Extract each line of the data and write it out again exactly.

DATA LINES
◆ ◆ ◆ ◆
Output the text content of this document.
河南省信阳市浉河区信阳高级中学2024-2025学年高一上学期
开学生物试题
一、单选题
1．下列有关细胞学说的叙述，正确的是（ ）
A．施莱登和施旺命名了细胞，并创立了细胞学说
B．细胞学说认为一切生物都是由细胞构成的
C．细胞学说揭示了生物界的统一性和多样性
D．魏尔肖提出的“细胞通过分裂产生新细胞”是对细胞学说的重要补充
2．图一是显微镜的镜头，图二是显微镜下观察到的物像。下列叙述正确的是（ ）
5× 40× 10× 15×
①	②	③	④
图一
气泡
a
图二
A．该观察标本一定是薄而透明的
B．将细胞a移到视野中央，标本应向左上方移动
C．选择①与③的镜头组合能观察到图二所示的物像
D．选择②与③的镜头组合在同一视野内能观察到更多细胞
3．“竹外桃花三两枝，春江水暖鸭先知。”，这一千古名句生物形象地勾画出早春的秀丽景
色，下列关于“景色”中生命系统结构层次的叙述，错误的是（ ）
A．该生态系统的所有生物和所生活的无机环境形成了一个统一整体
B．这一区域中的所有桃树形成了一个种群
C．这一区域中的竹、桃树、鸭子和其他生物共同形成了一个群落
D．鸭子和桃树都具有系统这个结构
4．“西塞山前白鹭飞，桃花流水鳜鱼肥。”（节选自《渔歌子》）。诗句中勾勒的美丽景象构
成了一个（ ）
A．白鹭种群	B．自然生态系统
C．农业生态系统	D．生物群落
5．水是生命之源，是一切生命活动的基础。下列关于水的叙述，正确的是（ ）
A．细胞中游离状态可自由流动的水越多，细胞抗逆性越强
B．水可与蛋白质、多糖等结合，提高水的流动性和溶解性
◆ ◆ ◆ ◆
SOLUTION
Output the text content of this document.
河南省信阳市浉河区信阳高级中学2024-2025学年高一上学期
开学生物试题
一、单选题
1．下列有关细胞学说的叙述，正确的是（ ）
A．施莱登和施旺命名了细胞，并创立了细胞学说
B．细胞学说认为一切生物都是由细胞构成的
C．细胞学说揭示了生物界的统一性和多样性
D．魏尔肖提出的“细胞通过分裂产生新细胞”是对细胞学说的重要补充
2．图一是显微镜的镜头，图二是显微镜下观察到的物像。下列叙述正确的是（ ）
5× 40× 10× 15×
①	②	③	④
图一
气泡
a
图二
A．该观察标本一定是薄而透明的
B．将细胞a移到视野中央，标本应向左上方移动
C．选择①与③的镜头组合能观察到图二所示的物像
D．选择②与③的镜头组合在同一视野内能观察到更多细胞
3．“竹外桃花三两枝，春江水暖鸭先知。”，这一千古名句生物形象地勾画出早春的秀丽景
色，下列关于“景色”中生命系统结构层次的叙述，错误的是（ ）
A．该生态系统的所有生物和所生活的无机环境形成了一个统一整体
B．这一区域中的所有桃树形成了一个种群
C．这一区域中的竹、桃树、鸭子和其他生物共同形成了一个群落
D．鸭子和桃树都具有系统这个结构
4．“西塞山前白鹭飞，桃花流水鳜鱼肥。”（节选自《渔歌子》）。诗句中勾勒的美丽景象构
成了一个（ ）
A．白鹭种群	B．自然生态系统
C．农业生态系统	D．生物群落
5．水是生命之源，是一切生命活动的基础。下列关于水的叙述，正确的是（ ）
A．细胞中游离状态可自由流动的水越多，细胞抗逆性越强
B．水可与蛋白质、多糖等结合，提高水的流动性和溶解性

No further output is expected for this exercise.